*** Material provided Section Begins ***
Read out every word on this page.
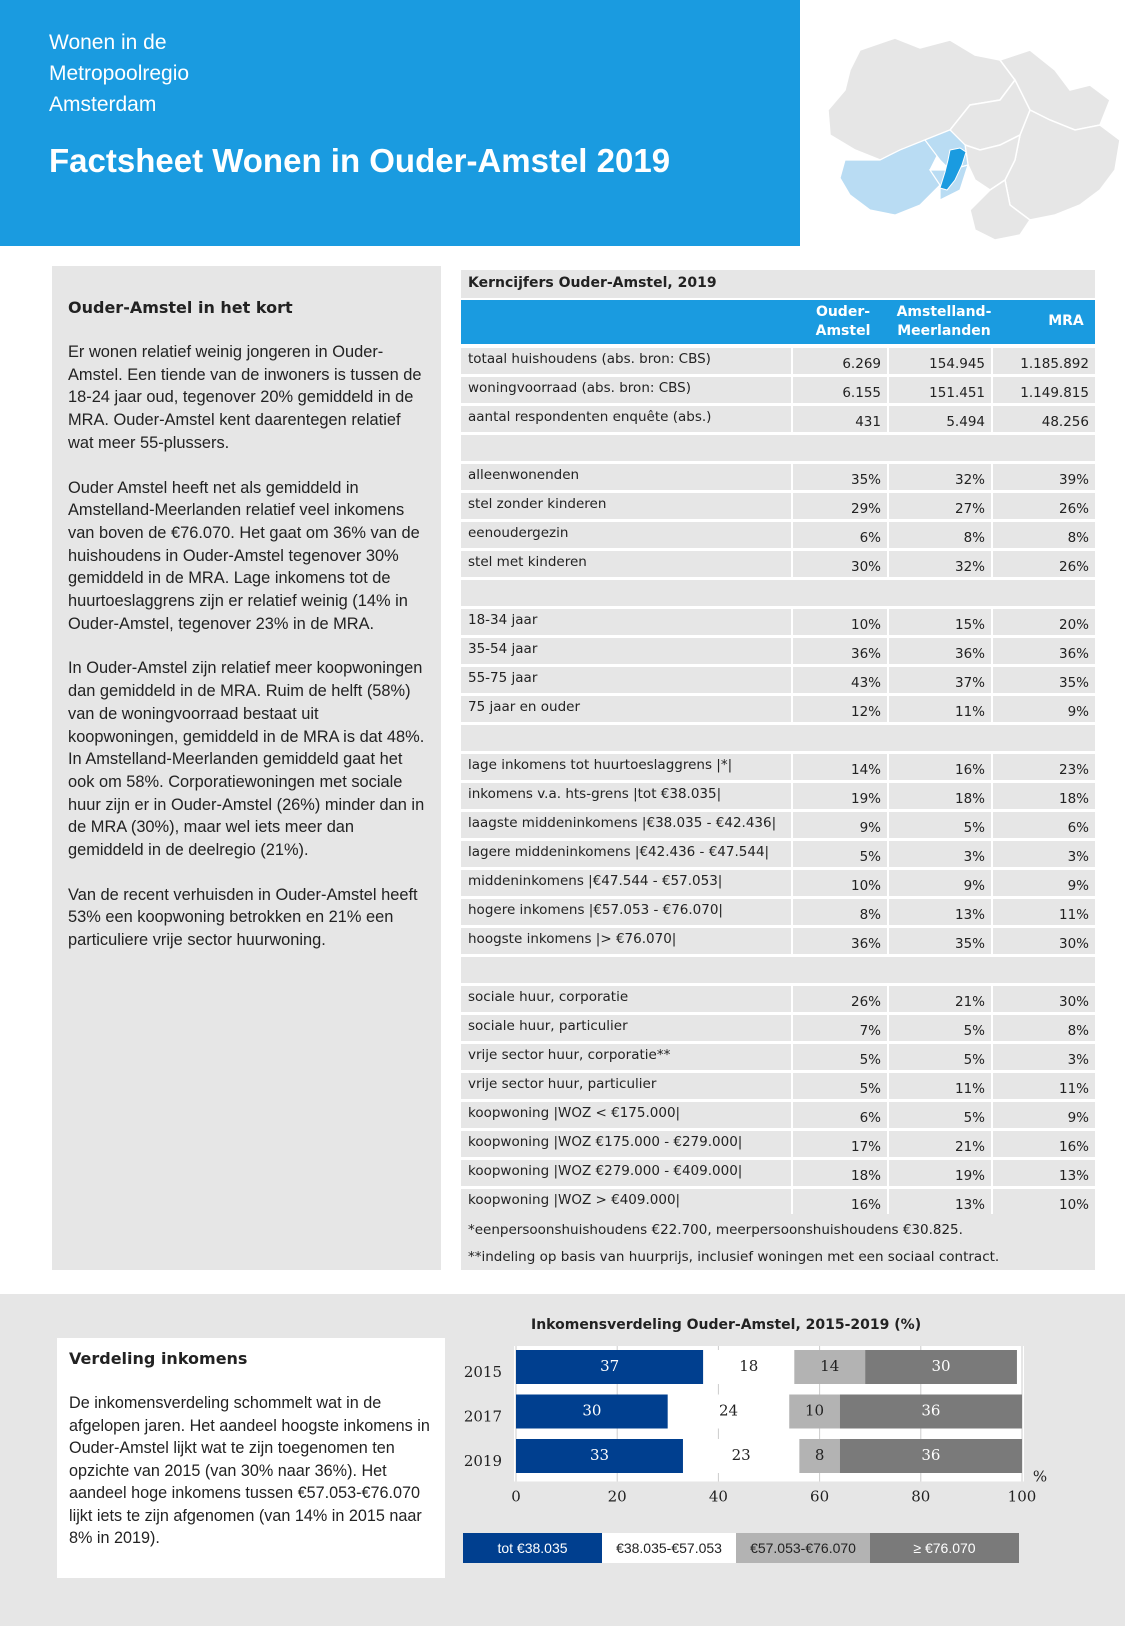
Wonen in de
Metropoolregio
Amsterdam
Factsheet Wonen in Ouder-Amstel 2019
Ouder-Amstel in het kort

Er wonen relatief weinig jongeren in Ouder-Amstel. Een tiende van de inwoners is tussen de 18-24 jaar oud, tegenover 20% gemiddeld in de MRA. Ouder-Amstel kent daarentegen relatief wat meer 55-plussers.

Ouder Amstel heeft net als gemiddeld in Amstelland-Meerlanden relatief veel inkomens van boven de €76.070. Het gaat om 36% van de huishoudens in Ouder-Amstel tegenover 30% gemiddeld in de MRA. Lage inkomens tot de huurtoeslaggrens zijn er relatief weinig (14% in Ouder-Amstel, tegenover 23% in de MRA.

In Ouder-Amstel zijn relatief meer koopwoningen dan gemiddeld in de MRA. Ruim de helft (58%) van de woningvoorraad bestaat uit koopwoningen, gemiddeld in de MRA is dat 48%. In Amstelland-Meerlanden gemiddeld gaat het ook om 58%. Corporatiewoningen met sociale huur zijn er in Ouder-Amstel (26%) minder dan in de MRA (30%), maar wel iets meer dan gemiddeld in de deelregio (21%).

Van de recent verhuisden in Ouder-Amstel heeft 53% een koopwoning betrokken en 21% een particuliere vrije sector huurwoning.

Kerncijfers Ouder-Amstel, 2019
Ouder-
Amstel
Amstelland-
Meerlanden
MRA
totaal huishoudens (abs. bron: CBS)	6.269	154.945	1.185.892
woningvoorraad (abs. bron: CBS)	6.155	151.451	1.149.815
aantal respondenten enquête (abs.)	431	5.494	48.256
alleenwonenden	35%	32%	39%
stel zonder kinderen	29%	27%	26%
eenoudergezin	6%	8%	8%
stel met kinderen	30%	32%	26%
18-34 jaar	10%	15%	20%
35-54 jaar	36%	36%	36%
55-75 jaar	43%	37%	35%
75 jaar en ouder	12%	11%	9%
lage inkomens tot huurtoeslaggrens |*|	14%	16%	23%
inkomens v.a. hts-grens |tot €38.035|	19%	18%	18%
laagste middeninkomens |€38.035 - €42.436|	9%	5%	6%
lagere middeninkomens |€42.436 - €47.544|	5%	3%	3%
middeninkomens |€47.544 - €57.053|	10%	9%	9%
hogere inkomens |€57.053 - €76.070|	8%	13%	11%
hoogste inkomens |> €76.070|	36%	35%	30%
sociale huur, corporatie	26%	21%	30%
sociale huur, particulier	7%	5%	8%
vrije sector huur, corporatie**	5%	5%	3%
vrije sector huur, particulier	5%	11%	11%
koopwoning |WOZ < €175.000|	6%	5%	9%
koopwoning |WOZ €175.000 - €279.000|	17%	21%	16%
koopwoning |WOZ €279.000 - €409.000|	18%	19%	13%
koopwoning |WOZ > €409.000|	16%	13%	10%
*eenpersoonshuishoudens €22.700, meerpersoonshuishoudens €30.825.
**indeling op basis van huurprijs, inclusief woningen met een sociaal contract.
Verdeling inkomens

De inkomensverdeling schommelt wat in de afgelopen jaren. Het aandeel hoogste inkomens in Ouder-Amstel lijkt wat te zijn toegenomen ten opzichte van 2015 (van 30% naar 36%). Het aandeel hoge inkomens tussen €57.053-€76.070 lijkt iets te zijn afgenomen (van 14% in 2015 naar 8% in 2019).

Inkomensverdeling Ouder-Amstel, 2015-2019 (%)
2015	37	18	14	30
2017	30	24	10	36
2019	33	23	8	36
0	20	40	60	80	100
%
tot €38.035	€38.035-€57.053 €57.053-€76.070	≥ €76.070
*** Material provided Section Ends ***
*** Material provided Section Begins ***
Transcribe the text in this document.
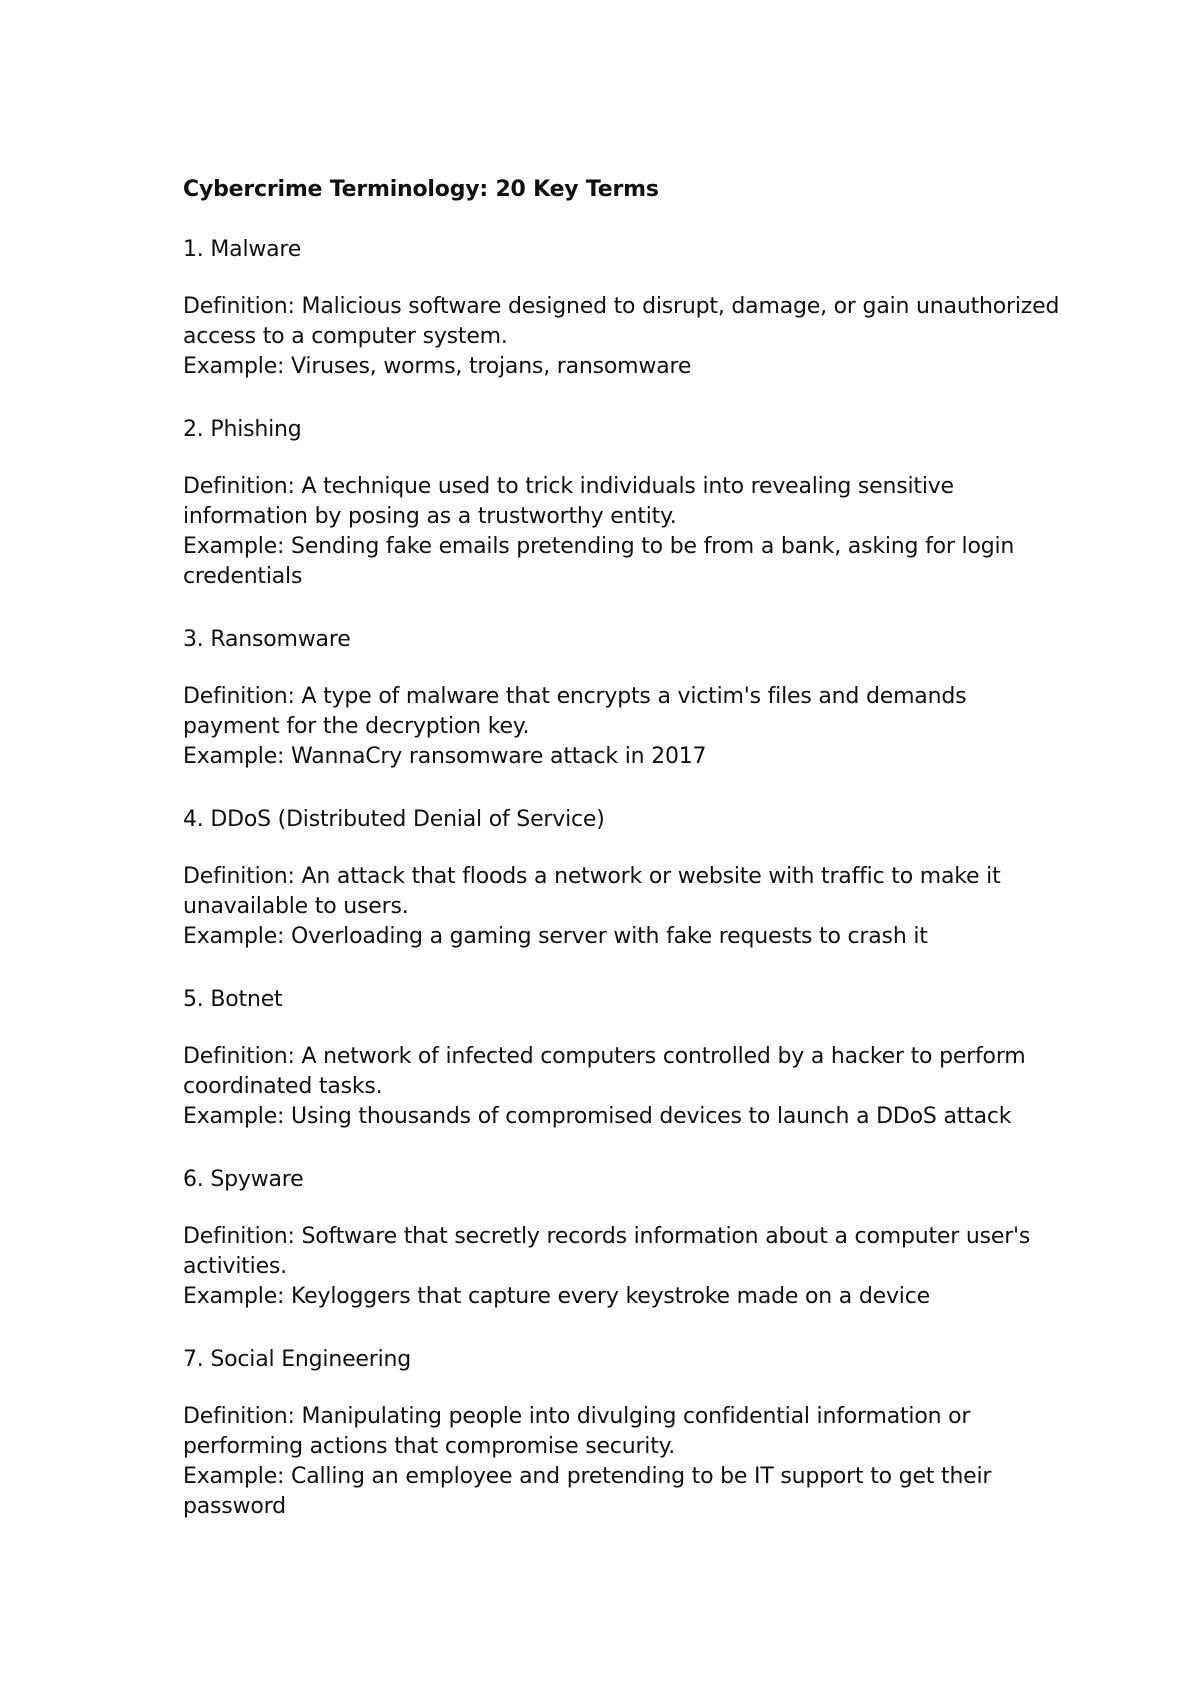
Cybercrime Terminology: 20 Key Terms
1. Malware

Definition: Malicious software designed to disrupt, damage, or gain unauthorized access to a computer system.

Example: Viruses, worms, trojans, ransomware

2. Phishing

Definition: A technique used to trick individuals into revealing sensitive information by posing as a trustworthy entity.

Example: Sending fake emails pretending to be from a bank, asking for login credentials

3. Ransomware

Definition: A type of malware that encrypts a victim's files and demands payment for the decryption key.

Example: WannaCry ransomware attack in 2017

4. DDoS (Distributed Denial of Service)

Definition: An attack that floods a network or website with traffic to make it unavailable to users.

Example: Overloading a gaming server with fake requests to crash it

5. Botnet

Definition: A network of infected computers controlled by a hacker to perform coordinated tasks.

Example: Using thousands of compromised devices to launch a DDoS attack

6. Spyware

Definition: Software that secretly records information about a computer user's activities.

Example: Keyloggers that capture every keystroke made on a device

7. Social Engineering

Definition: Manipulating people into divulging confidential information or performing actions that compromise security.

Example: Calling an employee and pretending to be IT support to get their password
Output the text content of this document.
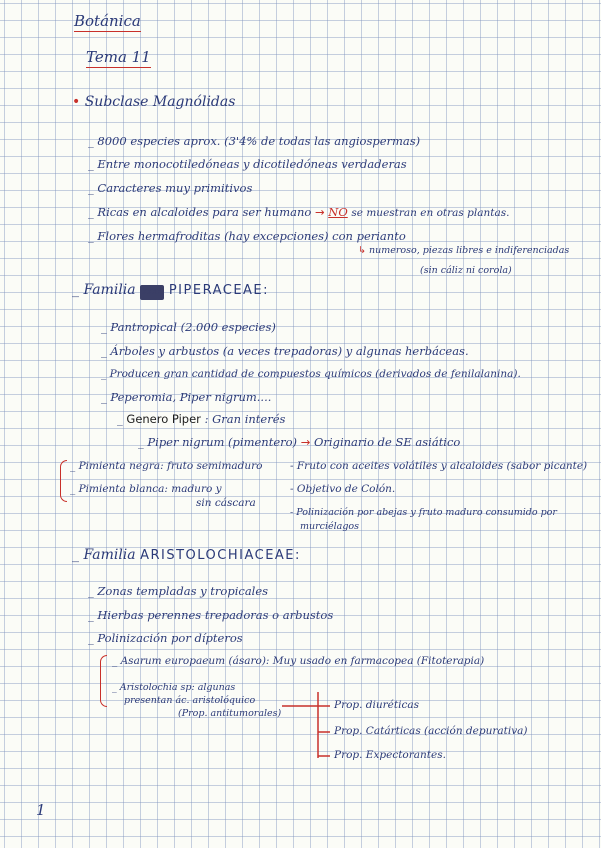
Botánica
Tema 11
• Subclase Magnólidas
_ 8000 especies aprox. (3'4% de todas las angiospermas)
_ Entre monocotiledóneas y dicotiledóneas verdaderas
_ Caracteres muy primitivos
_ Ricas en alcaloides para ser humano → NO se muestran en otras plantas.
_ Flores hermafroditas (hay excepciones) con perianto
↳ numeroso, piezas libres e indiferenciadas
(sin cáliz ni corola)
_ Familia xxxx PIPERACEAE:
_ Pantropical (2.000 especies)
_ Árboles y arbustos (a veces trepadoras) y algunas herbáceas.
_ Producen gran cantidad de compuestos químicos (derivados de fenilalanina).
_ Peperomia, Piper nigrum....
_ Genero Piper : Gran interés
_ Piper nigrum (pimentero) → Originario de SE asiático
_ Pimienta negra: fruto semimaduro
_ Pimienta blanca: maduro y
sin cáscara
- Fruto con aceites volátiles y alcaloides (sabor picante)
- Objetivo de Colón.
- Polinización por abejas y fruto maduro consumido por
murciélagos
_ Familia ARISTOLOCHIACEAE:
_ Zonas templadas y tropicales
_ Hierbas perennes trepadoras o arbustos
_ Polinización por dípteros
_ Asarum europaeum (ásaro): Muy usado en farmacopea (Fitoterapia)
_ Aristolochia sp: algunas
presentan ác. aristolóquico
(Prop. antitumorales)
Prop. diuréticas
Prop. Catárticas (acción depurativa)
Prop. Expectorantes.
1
*** Material provided Section Ends ***
What the exercise asks
Report, for the data above, every line in which the string "woningvoorraad" appears.

Solution to this exercise
In Ouder-Amstel zijn relatief meer koopwoningen dan gemiddeld in de MRA. Ruim de helft (58%) van de woningvoorraad bestaat uit koopwoningen, gemiddeld in de MRA is dat 48%. In Amstelland-Meerlanden gemiddeld gaat het ook om 58%. Corporatiewoningen met sociale huur zijn er in Ouder-Amstel (26%) minder dan in de MRA (30%), maar wel iets meer dan gemiddeld in de deelregio (21%).
woningvoorraad (abs. bron: CBS)	6.155	151.451	1.149.815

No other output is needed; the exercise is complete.